TASK INSTRUCTIONS — Rewrite the lines between the one holding "Itemize the components" and the one holding "table-row [41,507,189,524]", inclusive, as a JSON list of strings with one string per line, omitting blank lines and leaving out the pictures.

AVAILABLE DATA —
# # #

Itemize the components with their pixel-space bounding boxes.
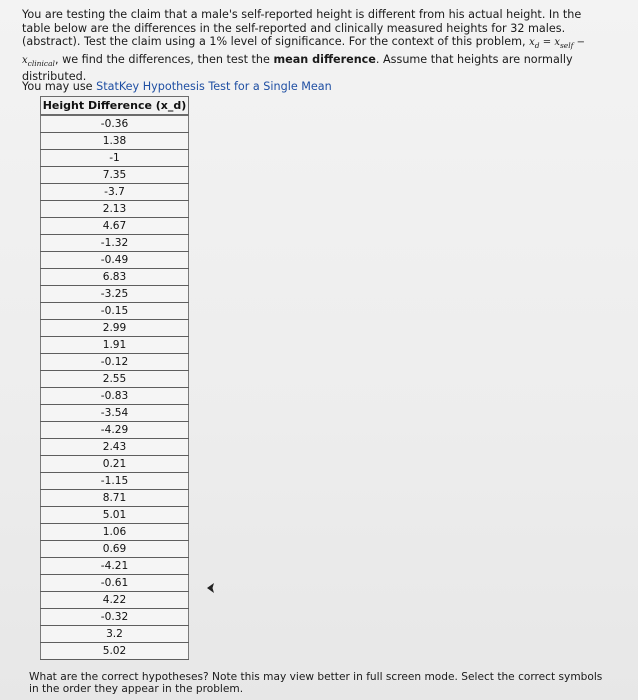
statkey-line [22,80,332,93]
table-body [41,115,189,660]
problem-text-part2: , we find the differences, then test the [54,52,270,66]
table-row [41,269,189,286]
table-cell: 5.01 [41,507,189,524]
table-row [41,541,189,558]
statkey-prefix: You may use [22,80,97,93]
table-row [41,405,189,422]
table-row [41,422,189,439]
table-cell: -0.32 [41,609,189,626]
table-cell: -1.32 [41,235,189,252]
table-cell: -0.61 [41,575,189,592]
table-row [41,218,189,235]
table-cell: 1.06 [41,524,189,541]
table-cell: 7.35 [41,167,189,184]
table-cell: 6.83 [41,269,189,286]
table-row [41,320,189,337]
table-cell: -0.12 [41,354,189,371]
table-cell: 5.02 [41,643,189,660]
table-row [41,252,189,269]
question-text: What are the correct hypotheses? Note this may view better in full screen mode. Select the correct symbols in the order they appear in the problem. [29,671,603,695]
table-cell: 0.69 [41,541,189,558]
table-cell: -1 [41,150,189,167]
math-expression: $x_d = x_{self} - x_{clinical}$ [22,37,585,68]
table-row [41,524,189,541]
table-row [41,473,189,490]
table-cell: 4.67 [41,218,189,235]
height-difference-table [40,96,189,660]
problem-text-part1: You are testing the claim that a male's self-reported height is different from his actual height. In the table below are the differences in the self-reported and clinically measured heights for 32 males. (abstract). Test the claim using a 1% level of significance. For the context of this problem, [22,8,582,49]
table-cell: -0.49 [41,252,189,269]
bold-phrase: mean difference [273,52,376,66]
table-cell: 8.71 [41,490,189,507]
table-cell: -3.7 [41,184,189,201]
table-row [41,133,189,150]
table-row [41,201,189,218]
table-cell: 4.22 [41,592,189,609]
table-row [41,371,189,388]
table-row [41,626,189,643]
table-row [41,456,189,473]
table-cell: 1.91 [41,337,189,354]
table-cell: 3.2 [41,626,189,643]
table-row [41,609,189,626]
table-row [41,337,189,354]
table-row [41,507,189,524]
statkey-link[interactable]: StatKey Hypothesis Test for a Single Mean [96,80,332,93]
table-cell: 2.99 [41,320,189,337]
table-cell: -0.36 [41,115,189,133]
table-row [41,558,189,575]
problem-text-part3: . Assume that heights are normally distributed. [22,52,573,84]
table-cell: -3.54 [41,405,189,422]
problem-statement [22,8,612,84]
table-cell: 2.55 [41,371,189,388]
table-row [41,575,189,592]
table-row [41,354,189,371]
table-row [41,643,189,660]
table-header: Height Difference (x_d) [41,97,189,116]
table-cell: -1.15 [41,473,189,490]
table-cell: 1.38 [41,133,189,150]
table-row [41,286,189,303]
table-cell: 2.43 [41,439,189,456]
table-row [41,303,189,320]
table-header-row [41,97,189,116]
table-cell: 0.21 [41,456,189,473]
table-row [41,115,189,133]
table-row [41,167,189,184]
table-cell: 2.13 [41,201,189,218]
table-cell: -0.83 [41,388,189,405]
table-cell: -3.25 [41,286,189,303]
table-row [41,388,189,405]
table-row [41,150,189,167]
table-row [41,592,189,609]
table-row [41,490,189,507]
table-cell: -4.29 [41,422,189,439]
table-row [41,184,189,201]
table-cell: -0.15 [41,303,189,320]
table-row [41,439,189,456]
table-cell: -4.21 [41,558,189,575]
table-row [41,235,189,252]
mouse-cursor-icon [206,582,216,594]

# # #

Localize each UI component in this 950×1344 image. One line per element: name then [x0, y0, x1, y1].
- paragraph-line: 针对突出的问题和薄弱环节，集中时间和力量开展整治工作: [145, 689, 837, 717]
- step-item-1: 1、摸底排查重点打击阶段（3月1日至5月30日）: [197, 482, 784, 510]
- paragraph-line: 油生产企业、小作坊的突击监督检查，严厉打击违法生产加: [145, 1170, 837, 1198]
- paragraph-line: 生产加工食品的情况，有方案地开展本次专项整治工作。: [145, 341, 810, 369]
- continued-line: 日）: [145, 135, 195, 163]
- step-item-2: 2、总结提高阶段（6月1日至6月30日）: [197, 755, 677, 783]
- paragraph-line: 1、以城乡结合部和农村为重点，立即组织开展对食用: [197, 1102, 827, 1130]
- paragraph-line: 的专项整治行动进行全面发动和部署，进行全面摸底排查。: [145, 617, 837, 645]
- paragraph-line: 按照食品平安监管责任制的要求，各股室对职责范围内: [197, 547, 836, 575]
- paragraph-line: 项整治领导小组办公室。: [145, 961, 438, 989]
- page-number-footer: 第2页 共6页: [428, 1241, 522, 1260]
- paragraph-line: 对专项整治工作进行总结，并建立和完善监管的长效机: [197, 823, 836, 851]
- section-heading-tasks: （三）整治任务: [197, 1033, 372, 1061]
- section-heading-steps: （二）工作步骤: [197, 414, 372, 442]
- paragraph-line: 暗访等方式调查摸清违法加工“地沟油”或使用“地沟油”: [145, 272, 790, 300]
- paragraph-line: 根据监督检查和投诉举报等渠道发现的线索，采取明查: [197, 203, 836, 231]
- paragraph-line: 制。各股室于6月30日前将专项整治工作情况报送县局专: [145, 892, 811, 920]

# # #

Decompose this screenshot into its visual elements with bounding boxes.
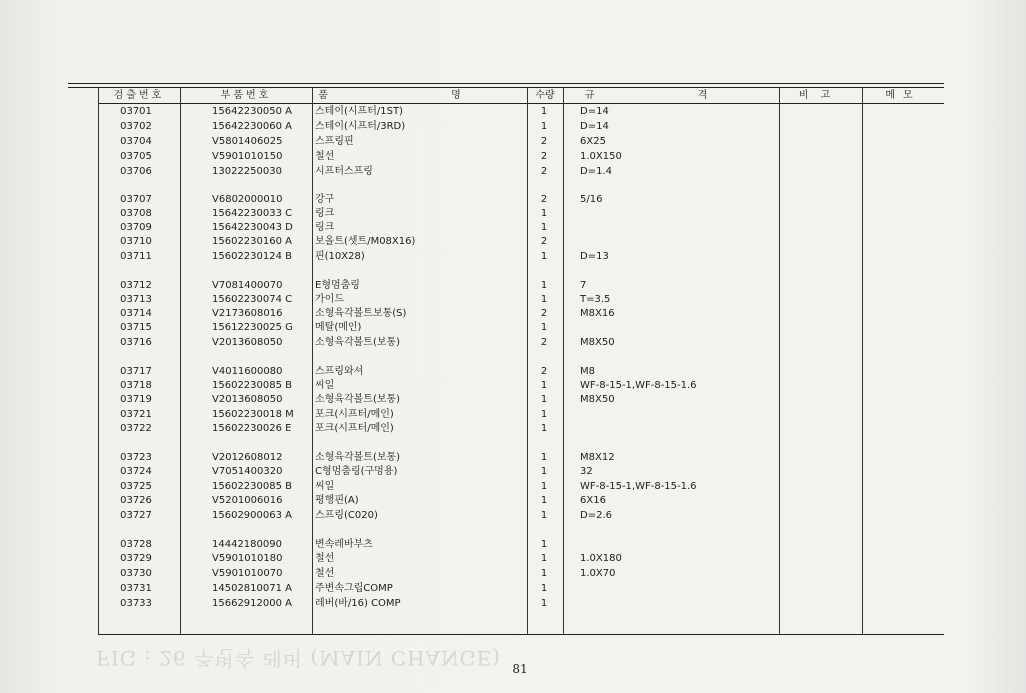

# # #

SOLUTION FOR THIS PROBLEM —
[
  "Itemize the components with their pixel-space bounding boxes.",
  "statkey-line [22,80,332,93]",
  "table-body [41,115,189,660]",
  "problem-text-part2: , we find the differences, then test the [54,52,270,66]",
  "table-row [41,269,189,286]",
  "table-cell: 5.01 [41,507,189,524]",
  "table-row [41,541,189,558]",
  "statkey-prefix: You may use [22,80,97,93]",
  "table-row [41,405,189,422]",
  "table-row [41,422,189,439]",
  "table-cell: -0.32 [41,609,189,626]",
  "table-cell: -1.32 [41,235,189,252]",
  "table-cell: -0.61 [41,575,189,592]",
  "table-row [41,218,189,235]",
  "table-cell: 1.06 [41,524,189,541]",
  "table-cell: 7.35 [41,167,189,184]",
  "table-cell: 6.83 [41,269,189,286]",
  "table-row [41,320,189,337]",
  "table-cell: -0.12 [41,354,189,371]",
  "table-cell: 5.02 [41,643,189,660]",
  "table-row [41,252,189,269]",
  "question-text: What are the correct hypotheses? Note this may view better in full screen mode. Select the correct symbols in the order they appear in the problem. [29,671,603,695]",
  "table-cell: 0.69 [41,541,189,558]",
  "table-cell: -1 [41,150,189,167]",
  "math-expression: $x_d = x_{self} - x_{clinical}$ [22,37,585,68]",
  "table-row [41,524,189,541]",
  "table-row [41,473,189,490]",
  "table-cell: 4.67 [41,218,189,235]",
  "height-difference-table [40,96,189,660]",
  "problem-text-part1: You are testing the claim that a male's self-reported height is different from his actual height. In the table below are the differences in the self-reported and clinically measured heights for 32 males. (abstract). Test the claim using a 1% level of significance. For the context of this problem, [22,8,582,49]",
  "table-cell: -0.49 [41,252,189,269]",
  "bold-phrase: mean difference [273,52,376,66]",
  "table-cell: 8.71 [41,490,189,507]",
  "table-cell: -3.7 [41,184,189,201]",
  "table-row [41,133,189,150]",
  "table-row [41,201,189,218]",
  "table-cell: 4.22 [41,592,189,609]",
  "table-row [41,371,189,388]",
  "table-row [41,626,189,643]",
  "table-row [41,456,189,473]",
  "table-cell: 1.91 [41,337,189,354]",
  "table-cell: 3.2 [41,626,189,643]",
  "table-row [41,609,189,626]",
  "table-row [41,337,189,354]",
  "table-row [41,507,189,524]"
]